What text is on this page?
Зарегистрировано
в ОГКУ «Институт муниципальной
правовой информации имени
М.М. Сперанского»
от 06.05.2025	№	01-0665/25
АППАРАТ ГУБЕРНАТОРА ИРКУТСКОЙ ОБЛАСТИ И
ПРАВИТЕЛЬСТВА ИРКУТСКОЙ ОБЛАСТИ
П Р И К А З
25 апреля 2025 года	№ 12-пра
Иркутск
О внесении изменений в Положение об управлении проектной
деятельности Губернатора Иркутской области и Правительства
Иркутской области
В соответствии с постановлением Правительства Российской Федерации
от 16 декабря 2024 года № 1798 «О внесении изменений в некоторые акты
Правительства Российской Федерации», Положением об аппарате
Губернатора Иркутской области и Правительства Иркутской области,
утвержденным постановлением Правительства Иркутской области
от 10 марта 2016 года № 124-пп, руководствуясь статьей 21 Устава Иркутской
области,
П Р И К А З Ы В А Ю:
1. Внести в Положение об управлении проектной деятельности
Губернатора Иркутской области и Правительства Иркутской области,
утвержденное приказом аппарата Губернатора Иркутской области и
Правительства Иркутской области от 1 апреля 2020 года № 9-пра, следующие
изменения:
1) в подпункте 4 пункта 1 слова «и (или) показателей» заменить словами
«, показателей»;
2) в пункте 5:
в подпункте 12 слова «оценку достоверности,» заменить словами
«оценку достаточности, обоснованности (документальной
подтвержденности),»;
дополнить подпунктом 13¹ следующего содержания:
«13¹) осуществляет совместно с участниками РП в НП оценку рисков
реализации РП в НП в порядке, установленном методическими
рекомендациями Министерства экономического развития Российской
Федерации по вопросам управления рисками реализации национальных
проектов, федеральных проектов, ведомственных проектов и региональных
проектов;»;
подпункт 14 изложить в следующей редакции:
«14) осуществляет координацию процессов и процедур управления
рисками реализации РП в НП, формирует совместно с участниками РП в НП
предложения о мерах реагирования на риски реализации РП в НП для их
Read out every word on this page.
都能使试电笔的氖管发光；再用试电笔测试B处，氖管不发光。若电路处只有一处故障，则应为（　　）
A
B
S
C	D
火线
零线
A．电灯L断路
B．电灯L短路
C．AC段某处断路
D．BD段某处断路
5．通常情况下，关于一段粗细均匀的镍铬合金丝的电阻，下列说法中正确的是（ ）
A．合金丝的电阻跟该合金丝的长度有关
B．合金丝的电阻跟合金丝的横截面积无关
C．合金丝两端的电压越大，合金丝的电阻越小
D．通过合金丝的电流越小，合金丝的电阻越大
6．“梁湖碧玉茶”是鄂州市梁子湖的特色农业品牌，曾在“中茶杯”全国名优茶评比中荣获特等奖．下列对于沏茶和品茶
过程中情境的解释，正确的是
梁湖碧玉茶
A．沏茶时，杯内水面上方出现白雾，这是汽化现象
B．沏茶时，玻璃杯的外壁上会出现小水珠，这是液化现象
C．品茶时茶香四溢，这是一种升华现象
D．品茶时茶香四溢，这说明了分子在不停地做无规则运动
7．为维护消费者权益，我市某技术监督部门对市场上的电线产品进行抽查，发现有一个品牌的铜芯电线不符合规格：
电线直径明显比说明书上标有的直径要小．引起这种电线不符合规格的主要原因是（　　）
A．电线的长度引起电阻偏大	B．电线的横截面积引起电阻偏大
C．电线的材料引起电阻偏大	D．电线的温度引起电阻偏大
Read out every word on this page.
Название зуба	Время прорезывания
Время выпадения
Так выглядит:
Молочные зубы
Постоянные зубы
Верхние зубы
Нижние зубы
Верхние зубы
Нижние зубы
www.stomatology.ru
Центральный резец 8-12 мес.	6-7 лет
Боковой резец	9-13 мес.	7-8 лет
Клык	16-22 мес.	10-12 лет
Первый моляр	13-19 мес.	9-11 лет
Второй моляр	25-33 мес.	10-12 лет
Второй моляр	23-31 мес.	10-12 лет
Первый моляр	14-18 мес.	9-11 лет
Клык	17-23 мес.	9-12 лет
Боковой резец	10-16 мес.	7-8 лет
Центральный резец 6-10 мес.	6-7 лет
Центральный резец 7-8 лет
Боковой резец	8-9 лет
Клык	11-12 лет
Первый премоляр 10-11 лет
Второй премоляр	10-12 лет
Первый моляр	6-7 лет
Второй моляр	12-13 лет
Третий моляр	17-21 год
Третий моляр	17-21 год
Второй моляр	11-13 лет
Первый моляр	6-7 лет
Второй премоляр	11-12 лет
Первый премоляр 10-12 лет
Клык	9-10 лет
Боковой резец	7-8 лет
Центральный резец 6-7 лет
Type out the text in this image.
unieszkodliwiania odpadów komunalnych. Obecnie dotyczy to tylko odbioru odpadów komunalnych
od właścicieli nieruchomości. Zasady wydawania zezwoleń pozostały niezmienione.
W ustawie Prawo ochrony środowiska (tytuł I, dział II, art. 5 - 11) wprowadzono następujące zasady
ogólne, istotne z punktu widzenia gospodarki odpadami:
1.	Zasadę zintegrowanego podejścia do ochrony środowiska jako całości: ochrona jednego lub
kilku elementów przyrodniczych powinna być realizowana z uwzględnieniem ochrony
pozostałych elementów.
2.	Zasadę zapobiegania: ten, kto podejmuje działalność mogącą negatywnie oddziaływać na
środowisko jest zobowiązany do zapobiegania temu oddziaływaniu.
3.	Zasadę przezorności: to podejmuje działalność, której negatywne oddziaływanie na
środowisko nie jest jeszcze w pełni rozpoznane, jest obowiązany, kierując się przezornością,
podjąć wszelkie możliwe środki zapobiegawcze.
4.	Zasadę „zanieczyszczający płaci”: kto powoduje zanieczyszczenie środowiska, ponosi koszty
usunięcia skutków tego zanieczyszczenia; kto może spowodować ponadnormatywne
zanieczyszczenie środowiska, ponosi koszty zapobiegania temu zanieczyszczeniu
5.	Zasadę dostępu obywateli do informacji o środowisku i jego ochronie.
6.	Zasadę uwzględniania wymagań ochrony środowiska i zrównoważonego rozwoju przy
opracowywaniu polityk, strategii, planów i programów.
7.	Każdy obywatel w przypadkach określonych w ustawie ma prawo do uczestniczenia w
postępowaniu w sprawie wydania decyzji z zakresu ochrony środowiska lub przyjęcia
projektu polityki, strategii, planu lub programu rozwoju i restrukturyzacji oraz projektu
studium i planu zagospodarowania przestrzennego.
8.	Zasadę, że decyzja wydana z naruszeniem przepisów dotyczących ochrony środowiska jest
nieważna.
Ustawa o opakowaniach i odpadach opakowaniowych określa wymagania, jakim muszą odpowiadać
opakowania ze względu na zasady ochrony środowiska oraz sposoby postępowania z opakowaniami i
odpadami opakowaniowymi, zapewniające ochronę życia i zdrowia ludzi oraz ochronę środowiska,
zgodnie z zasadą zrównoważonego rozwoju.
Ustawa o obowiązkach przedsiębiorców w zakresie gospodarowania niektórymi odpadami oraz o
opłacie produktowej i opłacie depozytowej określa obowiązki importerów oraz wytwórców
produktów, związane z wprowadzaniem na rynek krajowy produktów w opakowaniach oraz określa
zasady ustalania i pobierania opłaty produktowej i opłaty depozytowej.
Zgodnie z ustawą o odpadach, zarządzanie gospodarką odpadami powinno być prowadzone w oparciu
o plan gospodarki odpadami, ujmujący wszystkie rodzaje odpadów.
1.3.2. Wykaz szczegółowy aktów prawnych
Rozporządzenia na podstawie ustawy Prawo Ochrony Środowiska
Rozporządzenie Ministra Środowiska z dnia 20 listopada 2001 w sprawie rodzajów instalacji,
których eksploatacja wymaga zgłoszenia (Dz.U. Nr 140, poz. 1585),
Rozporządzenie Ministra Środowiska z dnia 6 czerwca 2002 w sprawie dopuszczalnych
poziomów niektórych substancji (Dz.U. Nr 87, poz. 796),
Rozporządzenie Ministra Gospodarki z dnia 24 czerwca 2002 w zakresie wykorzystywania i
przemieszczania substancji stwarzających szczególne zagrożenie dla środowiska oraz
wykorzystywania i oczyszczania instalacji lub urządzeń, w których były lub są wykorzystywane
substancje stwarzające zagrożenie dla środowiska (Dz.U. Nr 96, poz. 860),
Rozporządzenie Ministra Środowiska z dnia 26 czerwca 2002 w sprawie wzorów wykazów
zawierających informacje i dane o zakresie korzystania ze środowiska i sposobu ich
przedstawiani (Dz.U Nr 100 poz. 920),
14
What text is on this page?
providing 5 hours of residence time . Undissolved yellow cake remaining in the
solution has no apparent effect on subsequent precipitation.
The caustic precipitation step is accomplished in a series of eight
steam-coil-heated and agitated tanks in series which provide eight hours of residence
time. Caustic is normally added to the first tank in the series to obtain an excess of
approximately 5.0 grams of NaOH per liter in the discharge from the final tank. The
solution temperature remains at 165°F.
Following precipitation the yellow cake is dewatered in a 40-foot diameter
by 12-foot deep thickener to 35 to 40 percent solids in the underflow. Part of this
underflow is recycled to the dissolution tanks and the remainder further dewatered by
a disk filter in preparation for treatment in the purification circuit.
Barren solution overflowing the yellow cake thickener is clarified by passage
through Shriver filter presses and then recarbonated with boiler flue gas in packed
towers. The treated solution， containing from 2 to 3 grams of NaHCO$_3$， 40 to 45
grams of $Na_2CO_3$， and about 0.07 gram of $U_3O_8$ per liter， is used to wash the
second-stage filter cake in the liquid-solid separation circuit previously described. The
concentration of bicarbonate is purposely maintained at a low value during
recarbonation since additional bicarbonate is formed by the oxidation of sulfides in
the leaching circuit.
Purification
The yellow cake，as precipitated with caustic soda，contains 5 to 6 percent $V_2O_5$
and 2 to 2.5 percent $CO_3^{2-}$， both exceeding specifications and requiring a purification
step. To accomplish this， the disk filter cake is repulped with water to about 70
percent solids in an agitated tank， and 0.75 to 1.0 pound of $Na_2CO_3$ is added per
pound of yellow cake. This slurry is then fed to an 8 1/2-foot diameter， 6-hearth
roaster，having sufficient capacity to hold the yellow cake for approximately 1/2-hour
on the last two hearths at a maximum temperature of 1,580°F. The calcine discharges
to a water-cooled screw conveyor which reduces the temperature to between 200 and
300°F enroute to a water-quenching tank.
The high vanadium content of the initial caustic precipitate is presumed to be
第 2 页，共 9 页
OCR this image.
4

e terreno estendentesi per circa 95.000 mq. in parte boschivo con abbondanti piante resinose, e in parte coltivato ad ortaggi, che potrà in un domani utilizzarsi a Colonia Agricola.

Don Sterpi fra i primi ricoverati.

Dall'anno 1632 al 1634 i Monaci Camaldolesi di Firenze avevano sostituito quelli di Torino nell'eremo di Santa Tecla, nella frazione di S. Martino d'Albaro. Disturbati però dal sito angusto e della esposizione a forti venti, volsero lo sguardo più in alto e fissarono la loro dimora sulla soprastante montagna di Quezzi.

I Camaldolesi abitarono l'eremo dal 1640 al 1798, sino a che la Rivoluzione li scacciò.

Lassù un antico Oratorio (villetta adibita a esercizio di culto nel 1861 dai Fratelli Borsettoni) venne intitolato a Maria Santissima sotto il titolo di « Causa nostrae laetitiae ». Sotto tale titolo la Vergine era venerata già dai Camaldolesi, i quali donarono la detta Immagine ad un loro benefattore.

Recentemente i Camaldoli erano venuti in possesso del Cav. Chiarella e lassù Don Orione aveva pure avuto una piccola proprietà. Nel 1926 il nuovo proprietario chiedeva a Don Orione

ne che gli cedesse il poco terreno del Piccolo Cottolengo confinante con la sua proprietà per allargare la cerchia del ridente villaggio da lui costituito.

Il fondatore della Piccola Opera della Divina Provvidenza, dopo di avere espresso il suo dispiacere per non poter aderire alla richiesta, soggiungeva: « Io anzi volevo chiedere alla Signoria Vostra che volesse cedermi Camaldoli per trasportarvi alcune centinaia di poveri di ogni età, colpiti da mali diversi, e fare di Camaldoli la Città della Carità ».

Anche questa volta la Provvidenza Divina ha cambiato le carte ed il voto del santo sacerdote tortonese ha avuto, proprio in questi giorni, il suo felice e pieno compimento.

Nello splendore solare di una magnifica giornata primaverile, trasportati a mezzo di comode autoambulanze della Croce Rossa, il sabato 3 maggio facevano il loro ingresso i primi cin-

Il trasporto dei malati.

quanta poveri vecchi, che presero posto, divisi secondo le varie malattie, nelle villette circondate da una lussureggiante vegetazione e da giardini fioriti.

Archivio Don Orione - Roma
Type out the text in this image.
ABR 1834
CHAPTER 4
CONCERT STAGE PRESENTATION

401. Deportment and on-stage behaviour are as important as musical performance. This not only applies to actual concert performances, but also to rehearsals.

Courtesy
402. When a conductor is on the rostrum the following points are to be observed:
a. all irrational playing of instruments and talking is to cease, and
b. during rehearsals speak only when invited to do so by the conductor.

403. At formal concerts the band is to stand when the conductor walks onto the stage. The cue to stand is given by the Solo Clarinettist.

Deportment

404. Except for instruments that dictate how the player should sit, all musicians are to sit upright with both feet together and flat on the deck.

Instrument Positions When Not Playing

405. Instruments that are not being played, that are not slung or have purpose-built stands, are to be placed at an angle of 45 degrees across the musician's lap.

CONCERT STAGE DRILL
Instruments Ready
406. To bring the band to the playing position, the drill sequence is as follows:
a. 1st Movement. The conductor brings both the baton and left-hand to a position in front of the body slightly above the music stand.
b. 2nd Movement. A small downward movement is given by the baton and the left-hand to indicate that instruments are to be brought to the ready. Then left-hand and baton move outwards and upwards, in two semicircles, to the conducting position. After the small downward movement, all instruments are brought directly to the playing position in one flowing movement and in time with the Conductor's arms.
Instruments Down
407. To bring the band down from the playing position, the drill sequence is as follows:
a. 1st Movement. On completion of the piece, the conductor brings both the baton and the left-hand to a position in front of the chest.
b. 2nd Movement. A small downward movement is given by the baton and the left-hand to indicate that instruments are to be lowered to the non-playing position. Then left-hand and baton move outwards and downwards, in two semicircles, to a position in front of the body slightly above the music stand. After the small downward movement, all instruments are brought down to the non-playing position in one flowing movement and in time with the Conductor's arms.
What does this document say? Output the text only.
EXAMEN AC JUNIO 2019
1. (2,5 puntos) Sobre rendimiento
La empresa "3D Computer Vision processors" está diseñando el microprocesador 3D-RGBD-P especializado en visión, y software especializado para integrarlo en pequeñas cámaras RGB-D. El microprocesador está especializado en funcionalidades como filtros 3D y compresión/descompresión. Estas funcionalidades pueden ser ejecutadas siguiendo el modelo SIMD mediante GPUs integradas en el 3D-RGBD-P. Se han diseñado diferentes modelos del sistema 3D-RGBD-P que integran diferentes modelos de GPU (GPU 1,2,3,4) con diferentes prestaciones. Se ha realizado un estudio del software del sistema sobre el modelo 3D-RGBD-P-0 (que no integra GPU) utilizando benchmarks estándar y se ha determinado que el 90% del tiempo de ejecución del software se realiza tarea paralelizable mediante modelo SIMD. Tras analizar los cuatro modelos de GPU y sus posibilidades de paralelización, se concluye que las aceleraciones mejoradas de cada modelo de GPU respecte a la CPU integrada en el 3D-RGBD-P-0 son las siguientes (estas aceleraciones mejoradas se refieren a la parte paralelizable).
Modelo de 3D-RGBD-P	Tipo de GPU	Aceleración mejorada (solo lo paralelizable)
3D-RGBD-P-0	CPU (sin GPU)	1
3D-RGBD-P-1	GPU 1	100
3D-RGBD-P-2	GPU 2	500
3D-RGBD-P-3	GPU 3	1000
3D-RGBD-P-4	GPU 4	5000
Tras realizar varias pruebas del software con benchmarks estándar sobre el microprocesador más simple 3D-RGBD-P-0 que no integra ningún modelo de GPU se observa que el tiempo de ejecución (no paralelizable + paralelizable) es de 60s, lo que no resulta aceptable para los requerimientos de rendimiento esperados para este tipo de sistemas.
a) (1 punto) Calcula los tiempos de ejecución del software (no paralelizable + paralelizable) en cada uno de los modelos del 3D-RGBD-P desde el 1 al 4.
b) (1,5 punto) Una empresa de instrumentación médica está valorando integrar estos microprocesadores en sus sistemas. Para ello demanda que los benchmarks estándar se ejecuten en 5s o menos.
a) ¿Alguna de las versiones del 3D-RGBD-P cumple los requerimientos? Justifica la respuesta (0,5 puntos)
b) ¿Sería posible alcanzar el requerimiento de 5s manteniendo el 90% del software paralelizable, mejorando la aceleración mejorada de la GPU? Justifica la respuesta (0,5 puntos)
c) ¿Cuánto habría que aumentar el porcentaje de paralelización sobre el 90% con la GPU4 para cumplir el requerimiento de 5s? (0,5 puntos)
********
▶ _EXERCISE AIM_
Copy every line in the entries above that has the string "yellow" in it.

▶ _RIGHT ANSWER_
providing 5 hours of residence time . Undissolved yellow cake remaining in the
Following precipitation the yellow cake is dewatered in a 40-foot diameter
Barren solution overflowing the yellow cake thickener is clarified by passage
The yellow cake，as precipitated with caustic soda，contains 5 to 6 percent $V_2O_5$
pound of yellow cake. This slurry is then fed to an 8 1/2-foot diameter， 6-hearth
roaster，having sufficient capacity to hold the yellow cake for approximately 1/2-hour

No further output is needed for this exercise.